## begin
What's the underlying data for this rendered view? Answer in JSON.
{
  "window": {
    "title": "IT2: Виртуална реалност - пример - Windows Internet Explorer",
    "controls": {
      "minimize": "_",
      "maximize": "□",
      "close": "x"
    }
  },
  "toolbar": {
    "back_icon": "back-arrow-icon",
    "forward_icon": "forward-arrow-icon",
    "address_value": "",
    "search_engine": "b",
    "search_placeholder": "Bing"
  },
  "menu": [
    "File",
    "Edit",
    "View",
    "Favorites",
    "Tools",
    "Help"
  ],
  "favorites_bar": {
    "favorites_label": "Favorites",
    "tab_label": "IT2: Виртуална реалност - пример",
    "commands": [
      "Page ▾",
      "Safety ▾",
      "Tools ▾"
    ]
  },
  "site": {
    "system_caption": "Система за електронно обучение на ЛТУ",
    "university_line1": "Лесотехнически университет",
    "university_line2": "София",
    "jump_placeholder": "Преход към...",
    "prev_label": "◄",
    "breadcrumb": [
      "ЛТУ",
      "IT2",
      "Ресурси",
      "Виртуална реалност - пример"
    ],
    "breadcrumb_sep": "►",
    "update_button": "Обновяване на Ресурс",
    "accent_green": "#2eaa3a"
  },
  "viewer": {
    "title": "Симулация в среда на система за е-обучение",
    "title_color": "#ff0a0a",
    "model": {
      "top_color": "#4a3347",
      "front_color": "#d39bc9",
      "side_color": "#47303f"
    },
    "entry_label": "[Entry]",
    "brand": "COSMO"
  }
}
## end
**SET EXERCISE**: Reproduce the listing above verbatim, from first line to last.

**RESPONSE TO THE TASK**:
What's the underlying data for this rendered view? Answer in JSON.
{
  "window": {
    "title": "IT2: Виртуална реалност - пример - Windows Internet Explorer",
    "controls": {
      "minimize": "_",
      "maximize": "□",
      "close": "x"
    }
  },
  "toolbar": {
    "back_icon": "back-arrow-icon",
    "forward_icon": "forward-arrow-icon",
    "address_value": "",
    "search_engine": "b",
    "search_placeholder": "Bing"
  },
  "menu": [
    "File",
    "Edit",
    "View",
    "Favorites",
    "Tools",
    "Help"
  ],
  "favorites_bar": {
    "favorites_label": "Favorites",
    "tab_label": "IT2: Виртуална реалност - пример",
    "commands": [
      "Page ▾",
      "Safety ▾",
      "Tools ▾"
    ]
  },
  "site": {
    "system_caption": "Система за електронно обучение на ЛТУ",
    "university_line1": "Лесотехнически университет",
    "university_line2": "София",
    "jump_placeholder": "Преход към...",
    "prev_label": "◄",
    "breadcrumb": [
      "ЛТУ",
      "IT2",
      "Ресурси",
      "Виртуална реалност - пример"
    ],
    "breadcrumb_sep": "►",
    "update_button": "Обновяване на Ресурс",
    "accent_green": "#2eaa3a"
  },
  "viewer": {
    "title": "Симулация в среда на система за е-обучение",
    "title_color": "#ff0a0a",
    "model": {
      "top_color": "#4a3347",
      "front_color": "#d39bc9",
      "side_color": "#47303f"
    },
    "entry_label": "[Entry]",
    "brand": "COSMO"
  }
}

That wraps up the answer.